Each line that includes "What" counts once; give the total and nothing besides.

**INPUT ROWS**.
----------

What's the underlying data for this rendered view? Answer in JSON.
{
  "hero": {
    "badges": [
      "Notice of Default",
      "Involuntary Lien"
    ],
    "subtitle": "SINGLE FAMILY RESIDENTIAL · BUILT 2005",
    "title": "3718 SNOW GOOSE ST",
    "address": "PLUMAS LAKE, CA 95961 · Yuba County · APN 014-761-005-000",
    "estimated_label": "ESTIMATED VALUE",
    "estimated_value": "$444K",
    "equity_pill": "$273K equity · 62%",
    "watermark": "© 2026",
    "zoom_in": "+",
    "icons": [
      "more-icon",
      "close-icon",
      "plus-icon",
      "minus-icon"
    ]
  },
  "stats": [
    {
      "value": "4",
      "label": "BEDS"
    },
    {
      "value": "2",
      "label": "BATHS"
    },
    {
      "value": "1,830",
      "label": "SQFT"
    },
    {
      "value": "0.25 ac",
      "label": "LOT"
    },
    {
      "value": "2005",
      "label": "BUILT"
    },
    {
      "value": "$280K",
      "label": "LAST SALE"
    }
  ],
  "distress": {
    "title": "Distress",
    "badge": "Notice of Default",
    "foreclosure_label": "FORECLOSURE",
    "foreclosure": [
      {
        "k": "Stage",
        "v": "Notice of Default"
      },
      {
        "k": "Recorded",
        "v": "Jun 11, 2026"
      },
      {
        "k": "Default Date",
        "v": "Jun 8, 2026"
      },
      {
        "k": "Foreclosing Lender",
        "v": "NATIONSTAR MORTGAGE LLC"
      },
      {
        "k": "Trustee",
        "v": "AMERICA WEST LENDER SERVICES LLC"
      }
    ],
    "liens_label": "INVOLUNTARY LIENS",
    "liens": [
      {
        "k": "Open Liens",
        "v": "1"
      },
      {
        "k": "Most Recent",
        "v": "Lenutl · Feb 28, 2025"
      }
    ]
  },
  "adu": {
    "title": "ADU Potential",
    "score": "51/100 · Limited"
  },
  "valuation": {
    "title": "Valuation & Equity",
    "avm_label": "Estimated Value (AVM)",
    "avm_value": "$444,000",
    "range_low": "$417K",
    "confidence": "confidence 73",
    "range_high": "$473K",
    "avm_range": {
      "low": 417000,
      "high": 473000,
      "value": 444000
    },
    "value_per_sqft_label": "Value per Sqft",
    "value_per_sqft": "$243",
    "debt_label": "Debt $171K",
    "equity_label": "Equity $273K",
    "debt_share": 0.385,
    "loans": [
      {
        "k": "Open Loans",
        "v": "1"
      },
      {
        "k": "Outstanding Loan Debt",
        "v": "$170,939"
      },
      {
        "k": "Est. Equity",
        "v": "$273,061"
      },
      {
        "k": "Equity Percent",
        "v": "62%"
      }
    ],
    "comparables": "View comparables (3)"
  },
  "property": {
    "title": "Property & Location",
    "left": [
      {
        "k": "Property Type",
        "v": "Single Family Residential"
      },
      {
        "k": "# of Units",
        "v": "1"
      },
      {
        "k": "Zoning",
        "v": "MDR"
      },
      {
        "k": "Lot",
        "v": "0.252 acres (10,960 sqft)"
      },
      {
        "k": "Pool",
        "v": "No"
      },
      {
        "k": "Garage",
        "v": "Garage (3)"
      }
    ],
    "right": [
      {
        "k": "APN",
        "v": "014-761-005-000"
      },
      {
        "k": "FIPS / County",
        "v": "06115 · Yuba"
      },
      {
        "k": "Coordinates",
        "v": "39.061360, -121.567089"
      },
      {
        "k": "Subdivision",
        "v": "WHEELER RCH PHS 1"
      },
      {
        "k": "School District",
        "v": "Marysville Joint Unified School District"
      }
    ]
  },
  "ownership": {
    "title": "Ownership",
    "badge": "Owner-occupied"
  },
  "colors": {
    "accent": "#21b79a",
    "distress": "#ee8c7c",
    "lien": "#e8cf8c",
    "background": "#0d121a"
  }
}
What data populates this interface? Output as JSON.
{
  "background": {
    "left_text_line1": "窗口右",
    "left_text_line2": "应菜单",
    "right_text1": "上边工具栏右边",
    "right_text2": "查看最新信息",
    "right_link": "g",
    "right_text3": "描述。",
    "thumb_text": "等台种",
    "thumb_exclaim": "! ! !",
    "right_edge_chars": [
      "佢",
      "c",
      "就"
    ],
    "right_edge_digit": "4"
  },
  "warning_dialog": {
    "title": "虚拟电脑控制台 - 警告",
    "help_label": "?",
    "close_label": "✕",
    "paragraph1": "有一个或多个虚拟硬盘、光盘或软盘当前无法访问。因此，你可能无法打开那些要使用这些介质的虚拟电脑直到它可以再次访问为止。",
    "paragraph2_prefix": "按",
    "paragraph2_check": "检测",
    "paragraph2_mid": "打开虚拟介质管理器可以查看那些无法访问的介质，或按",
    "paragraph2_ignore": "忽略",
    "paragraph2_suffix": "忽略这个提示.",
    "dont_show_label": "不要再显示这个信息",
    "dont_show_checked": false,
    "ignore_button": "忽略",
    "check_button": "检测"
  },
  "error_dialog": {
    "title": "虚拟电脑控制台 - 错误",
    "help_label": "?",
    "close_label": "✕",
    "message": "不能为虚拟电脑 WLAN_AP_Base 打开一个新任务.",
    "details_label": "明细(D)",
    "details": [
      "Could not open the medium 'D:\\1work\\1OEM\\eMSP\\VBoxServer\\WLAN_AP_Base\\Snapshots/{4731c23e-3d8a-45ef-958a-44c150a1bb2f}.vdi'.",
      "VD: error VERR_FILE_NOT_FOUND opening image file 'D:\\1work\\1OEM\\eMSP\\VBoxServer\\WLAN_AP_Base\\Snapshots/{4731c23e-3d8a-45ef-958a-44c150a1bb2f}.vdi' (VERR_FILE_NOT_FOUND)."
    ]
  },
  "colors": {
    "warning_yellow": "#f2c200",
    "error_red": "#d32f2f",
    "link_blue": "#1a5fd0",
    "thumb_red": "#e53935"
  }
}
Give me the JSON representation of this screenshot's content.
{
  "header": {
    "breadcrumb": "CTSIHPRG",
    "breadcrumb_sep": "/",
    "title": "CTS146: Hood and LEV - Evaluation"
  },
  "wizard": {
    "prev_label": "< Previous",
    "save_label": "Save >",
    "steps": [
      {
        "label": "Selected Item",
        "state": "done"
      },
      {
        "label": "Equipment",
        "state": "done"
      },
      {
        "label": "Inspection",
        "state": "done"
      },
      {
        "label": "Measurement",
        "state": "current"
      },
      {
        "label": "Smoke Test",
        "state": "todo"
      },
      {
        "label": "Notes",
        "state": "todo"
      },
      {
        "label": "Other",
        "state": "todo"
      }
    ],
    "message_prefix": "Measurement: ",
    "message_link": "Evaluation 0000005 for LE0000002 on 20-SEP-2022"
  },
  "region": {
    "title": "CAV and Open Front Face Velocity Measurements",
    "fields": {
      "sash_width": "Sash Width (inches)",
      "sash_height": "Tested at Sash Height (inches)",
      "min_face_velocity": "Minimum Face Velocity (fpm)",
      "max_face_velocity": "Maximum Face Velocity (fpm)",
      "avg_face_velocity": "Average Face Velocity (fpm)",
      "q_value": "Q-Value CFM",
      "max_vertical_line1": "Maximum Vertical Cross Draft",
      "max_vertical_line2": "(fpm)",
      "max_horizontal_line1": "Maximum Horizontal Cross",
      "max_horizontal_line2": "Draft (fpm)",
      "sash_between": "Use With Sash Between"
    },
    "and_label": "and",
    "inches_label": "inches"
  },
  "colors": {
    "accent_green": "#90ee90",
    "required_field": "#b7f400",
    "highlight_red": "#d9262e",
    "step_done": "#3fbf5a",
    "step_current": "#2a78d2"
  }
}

----------

**COMPLETE RESPONSE**. 2